Your task
Return the listing below word for word.

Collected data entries
_____

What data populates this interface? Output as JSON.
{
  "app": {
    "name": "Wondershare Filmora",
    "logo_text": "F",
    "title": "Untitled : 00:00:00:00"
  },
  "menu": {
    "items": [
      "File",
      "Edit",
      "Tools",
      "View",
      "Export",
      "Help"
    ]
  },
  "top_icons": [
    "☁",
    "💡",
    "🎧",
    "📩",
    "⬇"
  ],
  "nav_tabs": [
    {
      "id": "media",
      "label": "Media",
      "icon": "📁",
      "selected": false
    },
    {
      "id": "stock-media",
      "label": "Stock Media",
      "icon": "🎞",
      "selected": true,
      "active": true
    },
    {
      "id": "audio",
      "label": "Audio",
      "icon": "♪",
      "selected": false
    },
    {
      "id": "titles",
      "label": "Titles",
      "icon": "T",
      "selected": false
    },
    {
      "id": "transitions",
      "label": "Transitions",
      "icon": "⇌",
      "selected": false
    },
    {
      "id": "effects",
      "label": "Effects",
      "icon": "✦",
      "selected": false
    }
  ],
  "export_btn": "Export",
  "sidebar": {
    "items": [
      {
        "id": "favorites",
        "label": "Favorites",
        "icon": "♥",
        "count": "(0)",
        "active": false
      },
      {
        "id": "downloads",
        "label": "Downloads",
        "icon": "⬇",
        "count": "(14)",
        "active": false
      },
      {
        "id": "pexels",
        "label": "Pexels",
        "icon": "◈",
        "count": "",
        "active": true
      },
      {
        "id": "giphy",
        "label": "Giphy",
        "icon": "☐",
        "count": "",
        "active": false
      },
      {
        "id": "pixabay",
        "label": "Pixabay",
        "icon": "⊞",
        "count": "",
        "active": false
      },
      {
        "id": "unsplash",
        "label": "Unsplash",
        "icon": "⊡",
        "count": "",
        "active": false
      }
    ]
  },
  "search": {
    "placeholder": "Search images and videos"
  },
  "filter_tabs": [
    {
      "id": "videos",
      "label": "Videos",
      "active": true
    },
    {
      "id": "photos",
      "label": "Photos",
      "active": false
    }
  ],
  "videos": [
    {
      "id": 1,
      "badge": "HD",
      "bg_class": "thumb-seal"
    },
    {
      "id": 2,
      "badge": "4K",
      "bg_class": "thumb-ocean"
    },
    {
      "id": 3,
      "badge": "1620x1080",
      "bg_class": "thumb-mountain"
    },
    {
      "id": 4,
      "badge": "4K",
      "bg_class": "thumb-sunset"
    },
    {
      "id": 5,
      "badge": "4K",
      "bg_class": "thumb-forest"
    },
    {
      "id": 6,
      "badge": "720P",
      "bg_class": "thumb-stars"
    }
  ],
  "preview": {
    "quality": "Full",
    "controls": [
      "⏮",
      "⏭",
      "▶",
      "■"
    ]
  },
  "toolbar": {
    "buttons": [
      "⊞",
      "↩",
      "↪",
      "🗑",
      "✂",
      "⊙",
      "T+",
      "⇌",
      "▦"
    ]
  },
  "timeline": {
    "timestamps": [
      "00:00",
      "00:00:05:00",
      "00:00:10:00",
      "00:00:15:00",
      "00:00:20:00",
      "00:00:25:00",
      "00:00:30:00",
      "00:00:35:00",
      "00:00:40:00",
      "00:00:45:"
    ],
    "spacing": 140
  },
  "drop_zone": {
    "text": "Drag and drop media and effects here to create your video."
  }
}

_____

Final answer
What data populates this interface? Output as JSON.
{
  "app": {
    "name": "Wondershare Filmora",
    "logo_text": "F",
    "title": "Untitled : 00:00:00:00"
  },
  "menu": {
    "items": [
      "File",
      "Edit",
      "Tools",
      "View",
      "Export",
      "Help"
    ]
  },
  "top_icons": [
    "☁",
    "💡",
    "🎧",
    "📩",
    "⬇"
  ],
  "nav_tabs": [
    {
      "id": "media",
      "label": "Media",
      "icon": "📁",
      "selected": false
    },
    {
      "id": "stock-media",
      "label": "Stock Media",
      "icon": "🎞",
      "selected": true,
      "active": true
    },
    {
      "id": "audio",
      "label": "Audio",
      "icon": "♪",
      "selected": false
    },
    {
      "id": "titles",
      "label": "Titles",
      "icon": "T",
      "selected": false
    },
    {
      "id": "transitions",
      "label": "Transitions",
      "icon": "⇌",
      "selected": false
    },
    {
      "id": "effects",
      "label": "Effects",
      "icon": "✦",
      "selected": false
    }
  ],
  "export_btn": "Export",
  "sidebar": {
    "items": [
      {
        "id": "favorites",
        "label": "Favorites",
        "icon": "♥",
        "count": "(0)",
        "active": false
      },
      {
        "id": "downloads",
        "label": "Downloads",
        "icon": "⬇",
        "count": "(14)",
        "active": false
      },
      {
        "id": "pexels",
        "label": "Pexels",
        "icon": "◈",
        "count": "",
        "active": true
      },
      {
        "id": "giphy",
        "label": "Giphy",
        "icon": "☐",
        "count": "",
        "active": false
      },
      {
        "id": "pixabay",
        "label": "Pixabay",
        "icon": "⊞",
        "count": "",
        "active": false
      },
      {
        "id": "unsplash",
        "label": "Unsplash",
        "icon": "⊡",
        "count": "",
        "active": false
      }
    ]
  },
  "search": {
    "placeholder": "Search images and videos"
  },
  "filter_tabs": [
    {
      "id": "videos",
      "label": "Videos",
      "active": true
    },
    {
      "id": "photos",
      "label": "Photos",
      "active": false
    }
  ],
  "videos": [
    {
      "id": 1,
      "badge": "HD",
      "bg_class": "thumb-seal"
    },
    {
      "id": 2,
      "badge": "4K",
      "bg_class": "thumb-ocean"
    },
    {
      "id": 3,
      "badge": "1620x1080",
      "bg_class": "thumb-mountain"
    },
    {
      "id": 4,
      "badge": "4K",
      "bg_class": "thumb-sunset"
    },
    {
      "id": 5,
      "badge": "4K",
      "bg_class": "thumb-forest"
    },
    {
      "id": 6,
      "badge": "720P",
      "bg_class": "thumb-stars"
    }
  ],
  "preview": {
    "quality": "Full",
    "controls": [
      "⏮",
      "⏭",
      "▶",
      "■"
    ]
  },
  "toolbar": {
    "buttons": [
      "⊞",
      "↩",
      "↪",
      "🗑",
      "✂",
      "⊙",
      "T+",
      "⇌",
      "▦"
    ]
  },
  "timeline": {
    "timestamps": [
      "00:00",
      "00:00:05:00",
      "00:00:10:00",
      "00:00:15:00",
      "00:00:20:00",
      "00:00:25:00",
      "00:00:30:00",
      "00:00:35:00",
      "00:00:40:00",
      "00:00:45:"
    ],
    "spacing": 140
  },
  "drop_zone": {
    "text": "Drag and drop media and effects here to create your video."
  }
}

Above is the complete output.